>>

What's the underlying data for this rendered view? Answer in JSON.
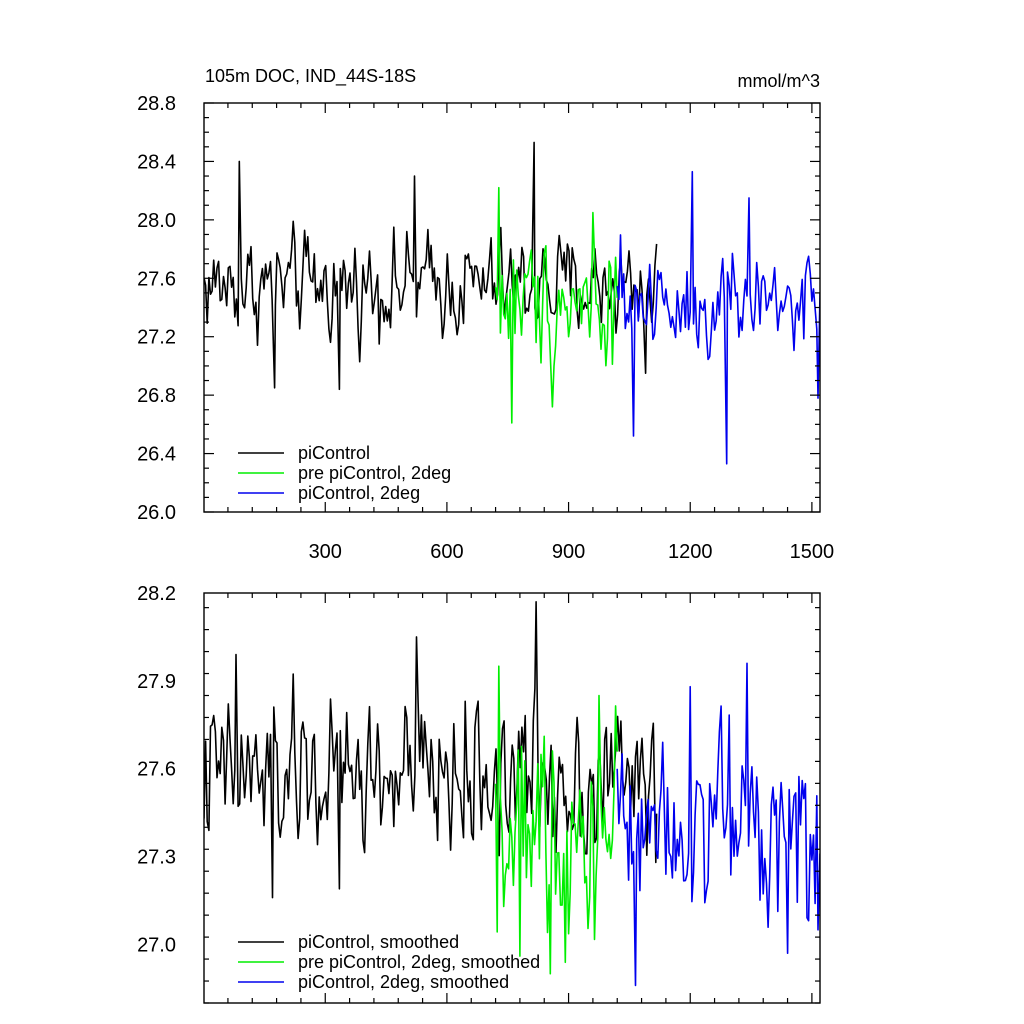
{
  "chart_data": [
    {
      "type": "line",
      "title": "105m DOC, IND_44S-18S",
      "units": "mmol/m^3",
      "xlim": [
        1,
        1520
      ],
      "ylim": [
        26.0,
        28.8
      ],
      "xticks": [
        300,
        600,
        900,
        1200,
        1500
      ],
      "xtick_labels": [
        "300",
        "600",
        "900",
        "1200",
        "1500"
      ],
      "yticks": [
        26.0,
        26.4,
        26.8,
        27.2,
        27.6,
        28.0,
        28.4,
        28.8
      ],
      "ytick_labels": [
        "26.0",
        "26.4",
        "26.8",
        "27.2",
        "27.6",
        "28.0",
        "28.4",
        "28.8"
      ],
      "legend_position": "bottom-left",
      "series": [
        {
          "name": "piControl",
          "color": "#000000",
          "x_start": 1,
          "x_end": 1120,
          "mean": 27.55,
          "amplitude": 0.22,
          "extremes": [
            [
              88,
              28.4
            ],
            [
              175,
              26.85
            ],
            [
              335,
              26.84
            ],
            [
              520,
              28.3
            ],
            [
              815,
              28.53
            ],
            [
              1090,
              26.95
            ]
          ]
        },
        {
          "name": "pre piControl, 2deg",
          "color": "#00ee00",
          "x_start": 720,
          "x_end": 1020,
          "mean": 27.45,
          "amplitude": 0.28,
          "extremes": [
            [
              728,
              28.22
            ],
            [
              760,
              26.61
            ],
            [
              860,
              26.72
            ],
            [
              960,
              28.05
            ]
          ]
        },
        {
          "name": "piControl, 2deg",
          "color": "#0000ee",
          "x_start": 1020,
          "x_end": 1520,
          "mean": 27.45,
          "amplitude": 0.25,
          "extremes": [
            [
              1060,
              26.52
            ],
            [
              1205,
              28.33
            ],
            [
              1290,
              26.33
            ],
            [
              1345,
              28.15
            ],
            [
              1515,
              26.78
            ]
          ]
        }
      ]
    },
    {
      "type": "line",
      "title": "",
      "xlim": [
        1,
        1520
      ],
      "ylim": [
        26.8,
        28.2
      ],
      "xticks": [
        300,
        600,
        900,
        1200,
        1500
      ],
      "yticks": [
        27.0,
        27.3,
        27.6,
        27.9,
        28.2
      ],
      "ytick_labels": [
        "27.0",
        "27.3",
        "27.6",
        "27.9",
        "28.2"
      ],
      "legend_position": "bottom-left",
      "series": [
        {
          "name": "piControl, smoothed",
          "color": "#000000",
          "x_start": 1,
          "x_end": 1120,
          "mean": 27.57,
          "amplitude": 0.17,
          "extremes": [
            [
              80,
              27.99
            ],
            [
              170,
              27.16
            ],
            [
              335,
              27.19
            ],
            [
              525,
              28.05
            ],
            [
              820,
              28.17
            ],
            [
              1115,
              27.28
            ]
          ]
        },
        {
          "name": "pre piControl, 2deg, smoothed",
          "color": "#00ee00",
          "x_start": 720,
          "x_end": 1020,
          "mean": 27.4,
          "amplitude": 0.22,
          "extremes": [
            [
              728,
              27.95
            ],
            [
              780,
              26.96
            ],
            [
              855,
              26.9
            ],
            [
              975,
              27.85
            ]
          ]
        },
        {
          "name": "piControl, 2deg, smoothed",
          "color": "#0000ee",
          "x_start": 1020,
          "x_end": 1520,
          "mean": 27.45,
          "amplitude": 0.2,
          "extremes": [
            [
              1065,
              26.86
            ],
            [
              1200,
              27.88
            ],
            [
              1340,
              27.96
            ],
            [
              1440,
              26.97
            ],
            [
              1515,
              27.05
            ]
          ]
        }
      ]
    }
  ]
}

<<
>>

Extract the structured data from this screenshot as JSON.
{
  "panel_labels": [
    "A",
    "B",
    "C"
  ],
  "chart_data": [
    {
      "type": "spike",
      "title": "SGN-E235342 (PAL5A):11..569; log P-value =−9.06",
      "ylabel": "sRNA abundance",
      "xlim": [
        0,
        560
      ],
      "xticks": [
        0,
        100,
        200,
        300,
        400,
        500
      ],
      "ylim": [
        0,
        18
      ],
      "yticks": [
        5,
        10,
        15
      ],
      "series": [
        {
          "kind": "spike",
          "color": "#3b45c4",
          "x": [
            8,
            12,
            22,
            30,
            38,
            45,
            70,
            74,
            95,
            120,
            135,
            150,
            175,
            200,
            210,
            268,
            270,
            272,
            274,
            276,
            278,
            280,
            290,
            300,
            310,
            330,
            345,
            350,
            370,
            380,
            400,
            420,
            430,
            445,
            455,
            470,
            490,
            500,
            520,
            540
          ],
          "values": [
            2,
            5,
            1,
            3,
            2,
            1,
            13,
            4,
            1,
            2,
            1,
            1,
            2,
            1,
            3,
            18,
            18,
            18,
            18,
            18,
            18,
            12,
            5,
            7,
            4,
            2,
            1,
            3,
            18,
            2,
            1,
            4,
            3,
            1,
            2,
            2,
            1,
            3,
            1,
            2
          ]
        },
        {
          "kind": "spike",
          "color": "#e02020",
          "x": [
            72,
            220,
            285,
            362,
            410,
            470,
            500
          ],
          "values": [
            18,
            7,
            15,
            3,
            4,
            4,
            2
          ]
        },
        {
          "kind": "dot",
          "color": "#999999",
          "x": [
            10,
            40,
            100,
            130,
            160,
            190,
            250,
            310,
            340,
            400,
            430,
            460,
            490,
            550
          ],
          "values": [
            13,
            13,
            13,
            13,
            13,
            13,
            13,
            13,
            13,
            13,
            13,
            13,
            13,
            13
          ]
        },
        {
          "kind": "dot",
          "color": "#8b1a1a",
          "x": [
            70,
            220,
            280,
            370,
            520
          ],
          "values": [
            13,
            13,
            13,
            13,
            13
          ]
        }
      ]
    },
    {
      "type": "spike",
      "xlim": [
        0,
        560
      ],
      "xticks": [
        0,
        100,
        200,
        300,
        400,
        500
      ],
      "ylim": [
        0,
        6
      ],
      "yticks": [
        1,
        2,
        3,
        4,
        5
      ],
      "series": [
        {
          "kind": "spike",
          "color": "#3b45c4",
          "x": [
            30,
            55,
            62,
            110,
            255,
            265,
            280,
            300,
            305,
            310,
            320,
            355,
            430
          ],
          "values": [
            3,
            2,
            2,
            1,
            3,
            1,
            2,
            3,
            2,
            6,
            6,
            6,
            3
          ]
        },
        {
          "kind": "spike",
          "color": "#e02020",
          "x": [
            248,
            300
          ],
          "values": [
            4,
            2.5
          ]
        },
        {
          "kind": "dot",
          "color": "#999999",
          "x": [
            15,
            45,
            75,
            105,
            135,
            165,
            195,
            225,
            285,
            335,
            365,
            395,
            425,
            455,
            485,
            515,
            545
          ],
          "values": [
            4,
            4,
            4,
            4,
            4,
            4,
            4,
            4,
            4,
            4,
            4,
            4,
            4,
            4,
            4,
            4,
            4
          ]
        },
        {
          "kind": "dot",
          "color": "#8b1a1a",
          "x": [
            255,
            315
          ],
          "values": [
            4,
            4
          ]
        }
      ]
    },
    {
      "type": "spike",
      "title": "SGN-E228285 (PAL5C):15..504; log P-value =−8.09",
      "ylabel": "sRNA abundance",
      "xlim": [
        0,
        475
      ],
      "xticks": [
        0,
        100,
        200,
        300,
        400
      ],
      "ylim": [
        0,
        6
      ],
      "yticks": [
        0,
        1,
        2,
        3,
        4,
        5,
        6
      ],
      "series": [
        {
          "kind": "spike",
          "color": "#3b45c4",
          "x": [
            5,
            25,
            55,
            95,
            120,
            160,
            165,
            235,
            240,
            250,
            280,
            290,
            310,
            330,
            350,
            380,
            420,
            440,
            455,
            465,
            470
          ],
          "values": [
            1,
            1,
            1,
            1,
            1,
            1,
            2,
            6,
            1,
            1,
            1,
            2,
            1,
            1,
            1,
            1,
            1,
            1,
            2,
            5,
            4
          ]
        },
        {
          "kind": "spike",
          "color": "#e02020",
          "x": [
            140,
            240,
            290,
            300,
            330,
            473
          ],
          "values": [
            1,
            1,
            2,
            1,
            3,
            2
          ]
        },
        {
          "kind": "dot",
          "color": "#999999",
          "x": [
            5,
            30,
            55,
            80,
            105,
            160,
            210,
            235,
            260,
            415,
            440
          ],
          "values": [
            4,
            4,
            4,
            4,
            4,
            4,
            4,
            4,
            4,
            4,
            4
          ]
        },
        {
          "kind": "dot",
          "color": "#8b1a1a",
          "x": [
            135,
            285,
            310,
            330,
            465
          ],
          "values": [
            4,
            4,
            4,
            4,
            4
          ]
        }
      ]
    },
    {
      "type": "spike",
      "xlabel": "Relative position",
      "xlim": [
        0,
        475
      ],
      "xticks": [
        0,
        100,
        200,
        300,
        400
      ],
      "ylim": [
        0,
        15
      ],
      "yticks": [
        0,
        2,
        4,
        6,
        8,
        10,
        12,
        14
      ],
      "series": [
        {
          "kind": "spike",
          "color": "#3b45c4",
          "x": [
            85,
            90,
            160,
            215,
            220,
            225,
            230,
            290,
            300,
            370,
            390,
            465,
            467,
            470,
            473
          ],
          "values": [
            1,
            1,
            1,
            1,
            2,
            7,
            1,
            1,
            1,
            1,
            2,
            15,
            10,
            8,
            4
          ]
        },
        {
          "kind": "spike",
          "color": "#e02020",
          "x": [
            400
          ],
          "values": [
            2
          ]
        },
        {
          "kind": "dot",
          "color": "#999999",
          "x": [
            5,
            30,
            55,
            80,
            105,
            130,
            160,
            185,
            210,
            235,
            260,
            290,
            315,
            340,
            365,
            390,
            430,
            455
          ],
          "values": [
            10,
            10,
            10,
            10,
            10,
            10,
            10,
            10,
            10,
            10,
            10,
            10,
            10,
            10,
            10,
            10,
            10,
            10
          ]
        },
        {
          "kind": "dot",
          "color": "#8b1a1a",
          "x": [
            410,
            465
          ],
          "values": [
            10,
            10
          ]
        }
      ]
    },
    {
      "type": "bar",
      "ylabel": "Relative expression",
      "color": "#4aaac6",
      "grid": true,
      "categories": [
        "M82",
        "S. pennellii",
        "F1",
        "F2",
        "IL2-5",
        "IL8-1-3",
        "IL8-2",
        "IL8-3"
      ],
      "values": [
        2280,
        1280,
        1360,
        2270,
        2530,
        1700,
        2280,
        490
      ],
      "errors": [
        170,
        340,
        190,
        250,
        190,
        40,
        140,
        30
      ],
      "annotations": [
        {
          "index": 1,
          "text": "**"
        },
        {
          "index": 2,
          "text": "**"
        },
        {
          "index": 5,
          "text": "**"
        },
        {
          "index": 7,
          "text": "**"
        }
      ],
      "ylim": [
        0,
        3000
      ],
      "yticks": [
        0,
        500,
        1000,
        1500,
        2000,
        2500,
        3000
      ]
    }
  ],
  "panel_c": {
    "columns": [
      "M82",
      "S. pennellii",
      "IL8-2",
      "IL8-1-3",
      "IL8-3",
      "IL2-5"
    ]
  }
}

<<

- EXERCISE AIM -
Gather each line of the records holding the string "amplitude".

- ANSWER TO THIS EXERCISE -
          "amplitude": 0.22,
          "amplitude": 0.28,
          "amplitude": 0.25,
          "amplitude": 0.17,
          "amplitude": 0.22,
          "amplitude": 0.2,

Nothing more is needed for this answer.